• _What you are asked to do_
Find the lines holding the word "icon" and collect them.

>> Start Dataset excerpts

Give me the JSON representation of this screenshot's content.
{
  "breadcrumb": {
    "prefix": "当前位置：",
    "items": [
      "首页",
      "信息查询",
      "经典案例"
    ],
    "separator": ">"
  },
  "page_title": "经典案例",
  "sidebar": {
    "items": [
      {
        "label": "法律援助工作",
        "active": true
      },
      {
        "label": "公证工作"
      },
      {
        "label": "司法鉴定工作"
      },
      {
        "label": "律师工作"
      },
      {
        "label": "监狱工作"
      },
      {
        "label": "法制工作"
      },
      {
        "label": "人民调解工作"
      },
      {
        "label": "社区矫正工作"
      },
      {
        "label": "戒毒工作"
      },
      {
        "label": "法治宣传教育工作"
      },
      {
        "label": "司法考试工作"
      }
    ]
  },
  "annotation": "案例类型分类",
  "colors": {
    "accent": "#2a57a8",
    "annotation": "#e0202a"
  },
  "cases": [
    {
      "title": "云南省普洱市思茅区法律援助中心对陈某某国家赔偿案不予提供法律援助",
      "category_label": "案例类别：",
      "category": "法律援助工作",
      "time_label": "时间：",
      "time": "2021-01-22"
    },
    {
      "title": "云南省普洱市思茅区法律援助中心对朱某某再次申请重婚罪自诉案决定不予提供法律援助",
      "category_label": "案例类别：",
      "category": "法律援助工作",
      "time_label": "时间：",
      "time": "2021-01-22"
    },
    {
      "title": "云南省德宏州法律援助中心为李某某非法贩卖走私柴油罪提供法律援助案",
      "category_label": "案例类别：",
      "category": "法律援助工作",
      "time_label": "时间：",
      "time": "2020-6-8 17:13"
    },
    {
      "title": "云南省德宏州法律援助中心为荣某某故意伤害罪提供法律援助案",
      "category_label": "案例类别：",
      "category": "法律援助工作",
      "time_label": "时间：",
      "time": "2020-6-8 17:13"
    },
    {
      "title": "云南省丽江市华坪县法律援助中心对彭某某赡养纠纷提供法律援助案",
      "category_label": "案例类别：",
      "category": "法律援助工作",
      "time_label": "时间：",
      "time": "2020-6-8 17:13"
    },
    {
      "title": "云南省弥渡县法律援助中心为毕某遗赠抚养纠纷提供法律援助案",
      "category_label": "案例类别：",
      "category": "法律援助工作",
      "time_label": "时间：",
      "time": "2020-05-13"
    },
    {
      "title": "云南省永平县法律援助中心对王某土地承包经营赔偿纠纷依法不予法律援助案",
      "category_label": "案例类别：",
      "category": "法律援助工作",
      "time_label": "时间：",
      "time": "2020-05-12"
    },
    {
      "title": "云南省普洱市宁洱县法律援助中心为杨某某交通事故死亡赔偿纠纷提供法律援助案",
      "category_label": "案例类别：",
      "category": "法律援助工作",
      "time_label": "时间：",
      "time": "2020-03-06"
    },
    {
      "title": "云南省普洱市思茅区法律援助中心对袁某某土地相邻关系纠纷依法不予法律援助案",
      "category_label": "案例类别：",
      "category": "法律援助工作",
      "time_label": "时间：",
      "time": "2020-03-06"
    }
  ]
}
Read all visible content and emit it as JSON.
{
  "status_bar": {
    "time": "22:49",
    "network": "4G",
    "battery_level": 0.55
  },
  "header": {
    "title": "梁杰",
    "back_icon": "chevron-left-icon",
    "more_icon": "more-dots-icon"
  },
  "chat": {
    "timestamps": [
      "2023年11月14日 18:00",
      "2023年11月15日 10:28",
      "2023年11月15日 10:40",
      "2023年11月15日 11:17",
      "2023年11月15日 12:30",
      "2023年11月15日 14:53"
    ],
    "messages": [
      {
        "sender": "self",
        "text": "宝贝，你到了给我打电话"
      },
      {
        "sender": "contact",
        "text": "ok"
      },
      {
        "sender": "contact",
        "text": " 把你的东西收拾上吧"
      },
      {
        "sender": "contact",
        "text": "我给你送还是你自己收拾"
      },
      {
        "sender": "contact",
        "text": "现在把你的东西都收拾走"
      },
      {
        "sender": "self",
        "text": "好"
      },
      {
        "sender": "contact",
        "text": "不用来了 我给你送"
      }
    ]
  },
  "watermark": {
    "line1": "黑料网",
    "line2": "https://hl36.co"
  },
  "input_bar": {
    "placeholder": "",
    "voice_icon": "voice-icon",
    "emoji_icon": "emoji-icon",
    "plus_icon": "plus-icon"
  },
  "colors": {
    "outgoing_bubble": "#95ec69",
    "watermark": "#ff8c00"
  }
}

>> End Dataset excerpts

• _The response_
    "back_icon": "chevron-left-icon",
    "more_icon": "more-dots-icon"
    "voice_icon": "voice-icon",
    "emoji_icon": "emoji-icon",
    "plus_icon": "plus-icon"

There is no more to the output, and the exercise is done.